§ Problem to work on: Reproduce every entry exactly.

Extracted records

^^^^

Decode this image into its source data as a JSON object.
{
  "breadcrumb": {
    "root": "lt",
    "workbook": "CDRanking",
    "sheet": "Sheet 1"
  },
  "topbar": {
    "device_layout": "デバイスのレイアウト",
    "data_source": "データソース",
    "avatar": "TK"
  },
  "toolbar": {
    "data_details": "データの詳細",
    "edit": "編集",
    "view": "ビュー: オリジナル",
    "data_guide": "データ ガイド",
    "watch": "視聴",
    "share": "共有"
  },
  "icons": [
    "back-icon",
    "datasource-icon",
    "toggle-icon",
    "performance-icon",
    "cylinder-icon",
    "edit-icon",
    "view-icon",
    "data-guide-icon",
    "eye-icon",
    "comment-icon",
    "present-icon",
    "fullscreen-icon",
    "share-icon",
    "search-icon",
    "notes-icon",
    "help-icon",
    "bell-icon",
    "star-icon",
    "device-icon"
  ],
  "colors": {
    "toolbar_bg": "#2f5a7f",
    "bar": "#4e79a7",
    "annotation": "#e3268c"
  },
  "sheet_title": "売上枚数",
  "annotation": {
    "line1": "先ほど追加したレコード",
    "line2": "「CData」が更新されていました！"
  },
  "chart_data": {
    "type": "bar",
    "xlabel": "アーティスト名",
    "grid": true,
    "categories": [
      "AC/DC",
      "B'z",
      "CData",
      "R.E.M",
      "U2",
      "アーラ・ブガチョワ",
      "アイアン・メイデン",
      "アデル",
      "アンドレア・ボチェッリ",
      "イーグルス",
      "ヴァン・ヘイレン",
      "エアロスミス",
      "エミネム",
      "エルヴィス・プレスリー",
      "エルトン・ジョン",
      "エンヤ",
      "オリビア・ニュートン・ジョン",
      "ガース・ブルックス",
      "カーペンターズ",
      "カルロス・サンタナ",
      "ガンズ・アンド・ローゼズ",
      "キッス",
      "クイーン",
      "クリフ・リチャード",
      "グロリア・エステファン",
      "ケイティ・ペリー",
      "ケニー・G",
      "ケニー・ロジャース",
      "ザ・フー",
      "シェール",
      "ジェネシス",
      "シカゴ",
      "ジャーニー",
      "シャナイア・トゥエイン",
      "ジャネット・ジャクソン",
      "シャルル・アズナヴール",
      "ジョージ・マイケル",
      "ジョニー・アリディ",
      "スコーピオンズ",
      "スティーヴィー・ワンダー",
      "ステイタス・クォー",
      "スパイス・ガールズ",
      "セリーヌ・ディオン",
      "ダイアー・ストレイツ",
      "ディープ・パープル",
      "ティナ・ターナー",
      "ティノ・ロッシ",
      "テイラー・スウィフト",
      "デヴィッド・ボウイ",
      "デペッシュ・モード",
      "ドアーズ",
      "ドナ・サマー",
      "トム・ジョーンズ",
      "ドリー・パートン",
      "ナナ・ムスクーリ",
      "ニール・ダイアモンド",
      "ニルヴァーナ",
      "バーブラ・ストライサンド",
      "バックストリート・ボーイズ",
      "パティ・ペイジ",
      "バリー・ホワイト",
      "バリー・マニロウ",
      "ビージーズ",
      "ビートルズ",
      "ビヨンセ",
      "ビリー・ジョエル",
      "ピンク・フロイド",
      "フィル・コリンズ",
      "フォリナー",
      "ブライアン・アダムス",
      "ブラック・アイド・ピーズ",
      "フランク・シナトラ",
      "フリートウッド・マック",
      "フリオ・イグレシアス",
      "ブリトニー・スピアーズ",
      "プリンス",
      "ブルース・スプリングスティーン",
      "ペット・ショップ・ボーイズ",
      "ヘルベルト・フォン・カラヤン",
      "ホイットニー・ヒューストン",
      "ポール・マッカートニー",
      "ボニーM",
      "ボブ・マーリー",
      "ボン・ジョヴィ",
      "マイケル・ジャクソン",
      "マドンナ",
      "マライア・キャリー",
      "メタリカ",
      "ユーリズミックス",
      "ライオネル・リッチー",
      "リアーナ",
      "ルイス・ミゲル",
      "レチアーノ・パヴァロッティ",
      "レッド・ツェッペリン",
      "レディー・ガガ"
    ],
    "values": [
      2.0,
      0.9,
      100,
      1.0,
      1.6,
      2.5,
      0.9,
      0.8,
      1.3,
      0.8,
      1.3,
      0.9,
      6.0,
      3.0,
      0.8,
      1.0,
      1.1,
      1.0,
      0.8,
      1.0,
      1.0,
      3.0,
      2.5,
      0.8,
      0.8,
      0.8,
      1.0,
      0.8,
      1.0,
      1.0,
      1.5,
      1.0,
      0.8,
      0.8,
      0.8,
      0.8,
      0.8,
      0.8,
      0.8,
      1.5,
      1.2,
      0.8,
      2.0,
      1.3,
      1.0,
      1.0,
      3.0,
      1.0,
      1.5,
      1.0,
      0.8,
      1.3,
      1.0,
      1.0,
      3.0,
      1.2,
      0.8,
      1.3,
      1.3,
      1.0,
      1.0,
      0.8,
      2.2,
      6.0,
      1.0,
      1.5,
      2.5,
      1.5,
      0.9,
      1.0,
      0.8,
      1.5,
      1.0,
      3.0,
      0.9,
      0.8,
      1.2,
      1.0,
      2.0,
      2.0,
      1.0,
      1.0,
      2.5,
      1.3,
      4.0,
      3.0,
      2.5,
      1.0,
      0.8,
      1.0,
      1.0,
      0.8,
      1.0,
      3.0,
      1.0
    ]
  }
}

^^^^

§ Full answer:
Decode this image into its source data as a JSON object.
{
  "breadcrumb": {
    "root": "lt",
    "workbook": "CDRanking",
    "sheet": "Sheet 1"
  },
  "topbar": {
    "device_layout": "デバイスのレイアウト",
    "data_source": "データソース",
    "avatar": "TK"
  },
  "toolbar": {
    "data_details": "データの詳細",
    "edit": "編集",
    "view": "ビュー: オリジナル",
    "data_guide": "データ ガイド",
    "watch": "視聴",
    "share": "共有"
  },
  "icons": [
    "back-icon",
    "datasource-icon",
    "toggle-icon",
    "performance-icon",
    "cylinder-icon",
    "edit-icon",
    "view-icon",
    "data-guide-icon",
    "eye-icon",
    "comment-icon",
    "present-icon",
    "fullscreen-icon",
    "share-icon",
    "search-icon",
    "notes-icon",
    "help-icon",
    "bell-icon",
    "star-icon",
    "device-icon"
  ],
  "colors": {
    "toolbar_bg": "#2f5a7f",
    "bar": "#4e79a7",
    "annotation": "#e3268c"
  },
  "sheet_title": "売上枚数",
  "annotation": {
    "line1": "先ほど追加したレコード",
    "line2": "「CData」が更新されていました！"
  },
  "chart_data": {
    "type": "bar",
    "xlabel": "アーティスト名",
    "grid": true,
    "categories": [
      "AC/DC",
      "B'z",
      "CData",
      "R.E.M",
      "U2",
      "アーラ・ブガチョワ",
      "アイアン・メイデン",
      "アデル",
      "アンドレア・ボチェッリ",
      "イーグルス",
      "ヴァン・ヘイレン",
      "エアロスミス",
      "エミネム",
      "エルヴィス・プレスリー",
      "エルトン・ジョン",
      "エンヤ",
      "オリビア・ニュートン・ジョン",
      "ガース・ブルックス",
      "カーペンターズ",
      "カルロス・サンタナ",
      "ガンズ・アンド・ローゼズ",
      "キッス",
      "クイーン",
      "クリフ・リチャード",
      "グロリア・エステファン",
      "ケイティ・ペリー",
      "ケニー・G",
      "ケニー・ロジャース",
      "ザ・フー",
      "シェール",
      "ジェネシス",
      "シカゴ",
      "ジャーニー",
      "シャナイア・トゥエイン",
      "ジャネット・ジャクソン",
      "シャルル・アズナヴール",
      "ジョージ・マイケル",
      "ジョニー・アリディ",
      "スコーピオンズ",
      "スティーヴィー・ワンダー",
      "ステイタス・クォー",
      "スパイス・ガールズ",
      "セリーヌ・ディオン",
      "ダイアー・ストレイツ",
      "ディープ・パープル",
      "ティナ・ターナー",
      "ティノ・ロッシ",
      "テイラー・スウィフト",
      "デヴィッド・ボウイ",
      "デペッシュ・モード",
      "ドアーズ",
      "ドナ・サマー",
      "トム・ジョーンズ",
      "ドリー・パートン",
      "ナナ・ムスクーリ",
      "ニール・ダイアモンド",
      "ニルヴァーナ",
      "バーブラ・ストライサンド",
      "バックストリート・ボーイズ",
      "パティ・ペイジ",
      "バリー・ホワイト",
      "バリー・マニロウ",
      "ビージーズ",
      "ビートルズ",
      "ビヨンセ",
      "ビリー・ジョエル",
      "ピンク・フロイド",
      "フィル・コリンズ",
      "フォリナー",
      "ブライアン・アダムス",
      "ブラック・アイド・ピーズ",
      "フランク・シナトラ",
      "フリートウッド・マック",
      "フリオ・イグレシアス",
      "ブリトニー・スピアーズ",
      "プリンス",
      "ブルース・スプリングスティーン",
      "ペット・ショップ・ボーイズ",
      "ヘルベルト・フォン・カラヤン",
      "ホイットニー・ヒューストン",
      "ポール・マッカートニー",
      "ボニーM",
      "ボブ・マーリー",
      "ボン・ジョヴィ",
      "マイケル・ジャクソン",
      "マドンナ",
      "マライア・キャリー",
      "メタリカ",
      "ユーリズミックス",
      "ライオネル・リッチー",
      "リアーナ",
      "ルイス・ミゲル",
      "レチアーノ・パヴァロッティ",
      "レッド・ツェッペリン",
      "レディー・ガガ"
    ],
    "values": [
      2.0,
      0.9,
      100,
      1.0,
      1.6,
      2.5,
      0.9,
      0.8,
      1.3,
      0.8,
      1.3,
      0.9,
      6.0,
      3.0,
      0.8,
      1.0,
      1.1,
      1.0,
      0.8,
      1.0,
      1.0,
      3.0,
      2.5,
      0.8,
      0.8,
      0.8,
      1.0,
      0.8,
      1.0,
      1.0,
      1.5,
      1.0,
      0.8,
      0.8,
      0.8,
      0.8,
      0.8,
      0.8,
      0.8,
      1.5,
      1.2,
      0.8,
      2.0,
      1.3,
      1.0,
      1.0,
      3.0,
      1.0,
      1.5,
      1.0,
      0.8,
      1.3,
      1.0,
      1.0,
      3.0,
      1.2,
      0.8,
      1.3,
      1.3,
      1.0,
      1.0,
      0.8,
      2.2,
      6.0,
      1.0,
      1.5,
      2.5,
      1.5,
      0.9,
      1.0,
      0.8,
      1.5,
      1.0,
      3.0,
      0.9,
      0.8,
      1.2,
      1.0,
      2.0,
      2.0,
      1.0,
      1.0,
      2.5,
      1.3,
      4.0,
      3.0,
      2.5,
      1.0,
      0.8,
      1.0,
      1.0,
      0.8,
      1.0,
      3.0,
      1.0
    ]
  }
}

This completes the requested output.